Copy out all of the material exactly as presented.

Information given:
+++

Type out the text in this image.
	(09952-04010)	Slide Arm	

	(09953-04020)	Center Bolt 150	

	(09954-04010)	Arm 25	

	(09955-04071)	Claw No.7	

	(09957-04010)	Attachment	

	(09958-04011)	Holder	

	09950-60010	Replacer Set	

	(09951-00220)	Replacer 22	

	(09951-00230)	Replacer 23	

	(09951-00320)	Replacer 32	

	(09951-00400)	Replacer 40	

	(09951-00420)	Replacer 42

+++

Correct output:
Type out the text in this image.
	(09952-04010)	Slide Arm	

	(09953-04020)	Center Bolt 150	

	(09954-04010)	Arm 25	

	(09955-04071)	Claw No.7	

	(09957-04010)	Attachment	

	(09958-04011)	Holder	

	09950-60010	Replacer Set	

	(09951-00220)	Replacer 22	

	(09951-00230)	Replacer 23	

	(09951-00320)	Replacer 32	

	(09951-00400)	Replacer 40	

	(09951-00420)	Replacer 42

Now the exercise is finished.